§ Task to complete: Exactly transcribe the span of lines from the one containing "Enumerate this chart's" through the final line of the entries, inclusive, and nothing outside it. Exclude the pictures.

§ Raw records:
-*-

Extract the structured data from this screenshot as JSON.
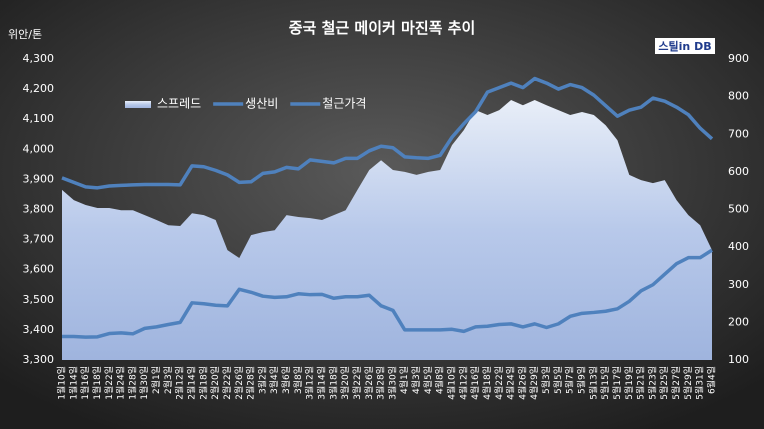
{
  "chart_data": {
    "type": "line",
    "title": "중국 철근 메이커 마진폭 추이",
    "y_axis_label": "위안/톤",
    "logo": "스틸in DB",
    "categories": [
      "1월10일",
      "1월14일",
      "1월16일",
      "1월18일",
      "1월22일",
      "1월24일",
      "1월28일",
      "1월30일",
      "2월1일",
      "2월3일",
      "2월12일",
      "2월14일",
      "2월18일",
      "2월20일",
      "2월22일",
      "2월26일",
      "2월28일",
      "3월2일",
      "3월4일",
      "3월6일",
      "3월8일",
      "3월12일",
      "3월14일",
      "3월18일",
      "3월20일",
      "3월22일",
      "3월26일",
      "3월28일",
      "3월30일",
      "4월1일",
      "4월3일",
      "4월5일",
      "4월8일",
      "4월10일",
      "4월12일",
      "4월16일",
      "4월18일",
      "4월22일",
      "4월24일",
      "4월26일",
      "4월29일",
      "5월3일",
      "5월5일",
      "5월7일",
      "5월9일",
      "5월13일",
      "5월15일",
      "5월17일",
      "5월19일",
      "5월21일",
      "5월23일",
      "5월25일",
      "5월27일",
      "5월29일",
      "5월31일",
      "6월4일"
    ],
    "series": [
      {
        "name": "스프레드",
        "color": "#b8c9ea",
        "axis": "y2",
        "values": [
          552,
          525,
          512,
          504,
          504,
          498,
          498,
          485,
          472,
          458,
          456,
          490,
          485,
          472,
          392,
          371,
          432,
          440,
          445,
          485,
          480,
          477,
          472,
          485,
          498,
          552,
          605,
          631,
          605,
          600,
          592,
          600,
          605,
          671,
          711,
          764,
          751,
          764,
          791,
          777,
          791,
          777,
          764,
          751,
          759,
          751,
          724,
          684,
          592,
          578,
          570,
          578,
          525,
          485,
          458,
          392
        ]
      },
      {
        "name": "생산비",
        "color": "#4f81bd",
        "values": [
          3378,
          3378,
          3376,
          3377,
          3388,
          3390,
          3387,
          3405,
          3410,
          3418,
          3425,
          3490,
          3487,
          3482,
          3480,
          3535,
          3525,
          3512,
          3508,
          3510,
          3520,
          3517,
          3518,
          3505,
          3510,
          3510,
          3515,
          3480,
          3465,
          3400,
          3400,
          3400,
          3400,
          3402,
          3395,
          3410,
          3412,
          3418,
          3420,
          3410,
          3420,
          3408,
          3420,
          3445,
          3455,
          3458,
          3462,
          3470,
          3495,
          3530,
          3550,
          3585,
          3620,
          3640,
          3640,
          3665
        ]
      },
      {
        "name": "철근가격",
        "color": "#4f81bd",
        "values": [
          3905,
          3890,
          3875,
          3872,
          3878,
          3880,
          3882,
          3883,
          3883,
          3883,
          3882,
          3945,
          3942,
          3930,
          3915,
          3890,
          3892,
          3920,
          3925,
          3940,
          3935,
          3965,
          3960,
          3955,
          3970,
          3970,
          3995,
          4010,
          4005,
          3975,
          3972,
          3970,
          3980,
          4040,
          4085,
          4125,
          4190,
          4205,
          4220,
          4205,
          4235,
          4220,
          4200,
          4215,
          4205,
          4180,
          4145,
          4110,
          4130,
          4140,
          4170,
          4160,
          4140,
          4115,
          4070,
          4035
        ]
      }
    ],
    "ylim": [
      3300,
      4300
    ],
    "yticks": [
      {
        "value": 3300,
        "label": "3,300"
      },
      {
        "value": 3400,
        "label": "3,400"
      },
      {
        "value": 3500,
        "label": "3,500"
      },
      {
        "value": 3600,
        "label": "3,600"
      },
      {
        "value": 3700,
        "label": "3,700"
      },
      {
        "value": 3800,
        "label": "3,800"
      },
      {
        "value": 3900,
        "label": "3,900"
      },
      {
        "value": 4000,
        "label": "4,000"
      },
      {
        "value": 4100,
        "label": "4,100"
      },
      {
        "value": 4200,
        "label": "4,200"
      },
      {
        "value": 4300,
        "label": "4,300"
      }
    ],
    "y2lim": [
      100,
      900
    ],
    "y2ticks": [
      100,
      200,
      300,
      400,
      500,
      600,
      700,
      800,
      900
    ]
  }
}
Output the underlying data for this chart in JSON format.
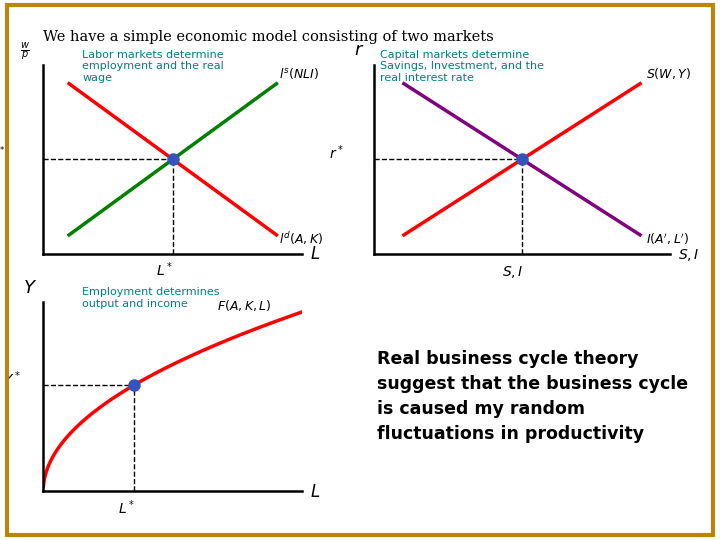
{
  "title": "We have a simple economic model consisting of two markets",
  "title_fontsize": 10.5,
  "bg_color": "#FFFFFF",
  "border_color": "#B8860B",
  "labor_label": "Labor markets determine\nemployment and the real\nwage",
  "capital_label": "Capital markets determine\nSavings, Investment, and the\nreal interest rate",
  "employment_label": "Employment determines\noutput and income",
  "rbc_text": "Real business cycle theory\nsuggest that the business cycle\nis caused my random\nfluctuations in productivity",
  "teal_color": "#008080",
  "label_fontsize": 8.0,
  "blue_dot": "#3355BB"
}
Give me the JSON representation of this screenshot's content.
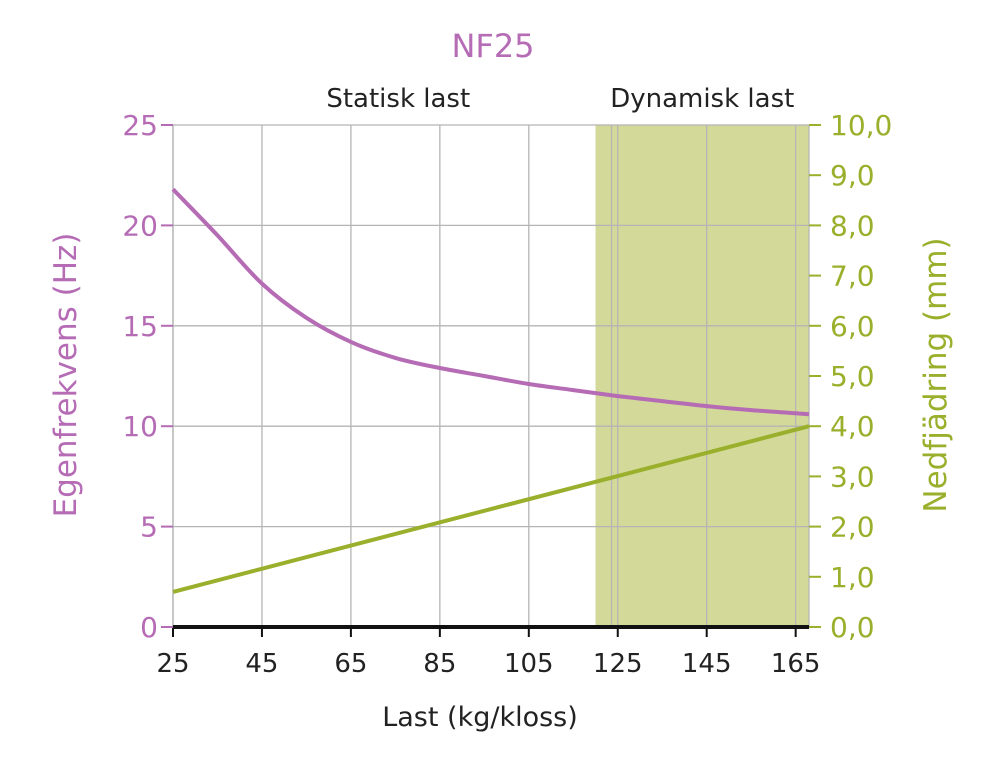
{
  "chart_data": {
    "type": "line",
    "title": "NF25",
    "xlabel": "Last (kg/kloss)",
    "ylabel_left": "Egenfrekvens (Hz)",
    "ylabel_right": "Nedfjädring (mm)",
    "x_ticks": [
      25,
      45,
      65,
      85,
      105,
      125,
      145,
      165
    ],
    "y_left_ticks": [
      0,
      5,
      10,
      15,
      20,
      25
    ],
    "y_right_ticks": [
      "0,0",
      "1,0",
      "2,0",
      "3,0",
      "4,0",
      "5,0",
      "6,0",
      "7,0",
      "8,0",
      "9,0",
      "10,0"
    ],
    "xlim": [
      25,
      168
    ],
    "ylim_left": [
      0,
      25
    ],
    "ylim_right": [
      0,
      10
    ],
    "grid": true,
    "regions": [
      {
        "label": "Statisk last",
        "from": 25,
        "to": 120
      },
      {
        "label": "Dynamisk last",
        "from": 120,
        "to": 168,
        "shaded": true
      }
    ],
    "colors": {
      "title": "#b56cb5",
      "left_axis": "#b56cb5",
      "right_axis": "#9aaf2b",
      "series_frequency": "#b56cb5",
      "series_deflection": "#9aaf2b",
      "dynamic_region": "#d3d998",
      "grid": "#b5b5b5",
      "x_axis": "#111111",
      "text": "#222222"
    },
    "series": [
      {
        "axis": "left",
        "x": [
          25,
          35,
          45,
          55,
          65,
          75,
          85,
          95,
          105,
          115,
          125,
          135,
          145,
          155,
          168
        ],
        "values": [
          21.8,
          19.5,
          17.1,
          15.4,
          14.2,
          13.4,
          12.9,
          12.5,
          12.1,
          11.8,
          11.5,
          11.25,
          11.0,
          10.8,
          10.6
        ]
      },
      {
        "axis": "right",
        "x": [
          25,
          168
        ],
        "values": [
          0.7,
          4.0
        ]
      }
    ]
  }
}
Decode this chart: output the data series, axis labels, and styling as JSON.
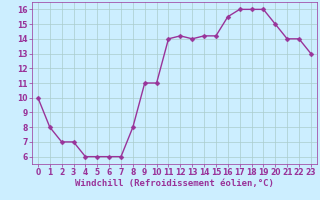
{
  "x": [
    0,
    1,
    2,
    3,
    4,
    5,
    6,
    7,
    8,
    9,
    10,
    11,
    12,
    13,
    14,
    15,
    16,
    17,
    18,
    19,
    20,
    21,
    22,
    23
  ],
  "y": [
    10,
    8,
    7,
    7,
    6,
    6,
    6,
    6,
    8,
    11,
    11,
    14,
    14.2,
    14,
    14.2,
    14.2,
    15.5,
    16,
    16,
    16,
    15,
    14,
    14,
    13
  ],
  "line_color": "#993399",
  "marker_color": "#993399",
  "bg_color": "#cceeff",
  "grid_color": "#aacccc",
  "xlabel": "Windchill (Refroidissement éolien,°C)",
  "xlabel_color": "#993399",
  "xlim": [
    -0.5,
    23.5
  ],
  "ylim": [
    5.5,
    16.5
  ],
  "yticks": [
    6,
    7,
    8,
    9,
    10,
    11,
    12,
    13,
    14,
    15,
    16
  ],
  "xticks": [
    0,
    1,
    2,
    3,
    4,
    5,
    6,
    7,
    8,
    9,
    10,
    11,
    12,
    13,
    14,
    15,
    16,
    17,
    18,
    19,
    20,
    21,
    22,
    23
  ],
  "tick_color": "#993399",
  "tick_fontsize": 5.5,
  "xlabel_fontsize": 6.5,
  "line_width": 1.0,
  "marker_size": 2.5
}
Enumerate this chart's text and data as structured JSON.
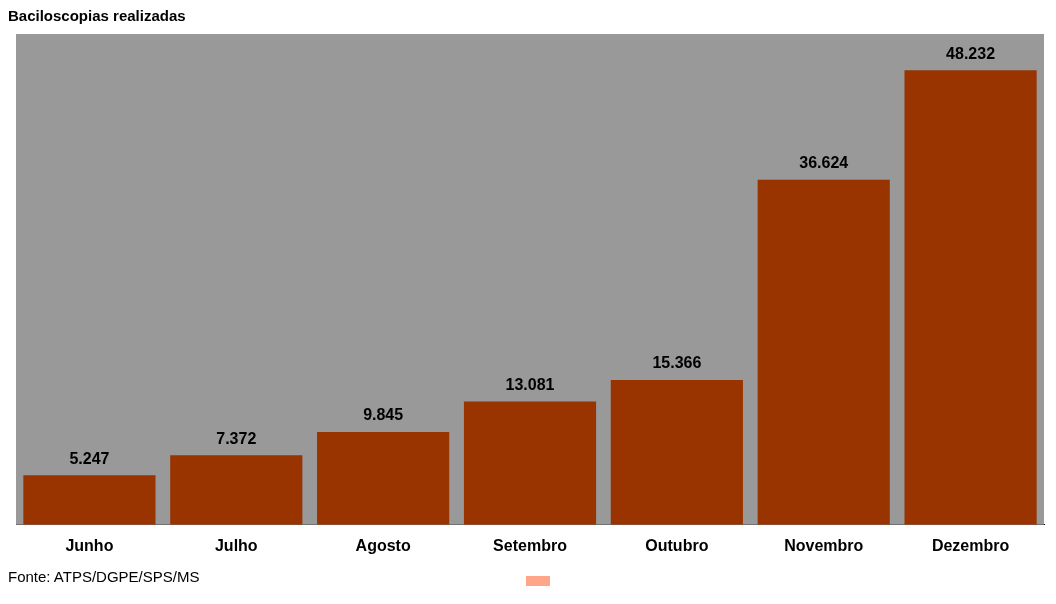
{
  "chart_data": {
    "type": "bar",
    "title": "Baciloscopias realizadas",
    "categories": [
      "Junho",
      "Julho",
      "Agosto",
      "Setembro",
      "Outubro",
      "Novembro",
      "Dezembro"
    ],
    "values": [
      5247,
      7372,
      9845,
      13081,
      15366,
      36624,
      48232
    ],
    "value_labels": [
      "5.247",
      "7.372",
      "9.845",
      "13.081",
      "15.366",
      "36.624",
      "48.232"
    ],
    "color": "#993300",
    "tick_labels": "x",
    "grid": false,
    "annotations": [
      "Fonte: ATPS/DGPE/SPS/MS"
    ]
  }
}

-*-

§ Answer in full:
Enumerate this chart's text and data as structured JSON.
{
  "chart_data": {
    "type": "bar",
    "title": "Baciloscopias realizadas",
    "categories": [
      "Junho",
      "Julho",
      "Agosto",
      "Setembro",
      "Outubro",
      "Novembro",
      "Dezembro"
    ],
    "values": [
      5247,
      7372,
      9845,
      13081,
      15366,
      36624,
      48232
    ],
    "value_labels": [
      "5.247",
      "7.372",
      "9.845",
      "13.081",
      "15.366",
      "36.624",
      "48.232"
    ],
    "color": "#993300",
    "tick_labels": "x",
    "grid": false,
    "annotations": [
      "Fonte: ATPS/DGPE/SPS/MS"
    ]
  }
}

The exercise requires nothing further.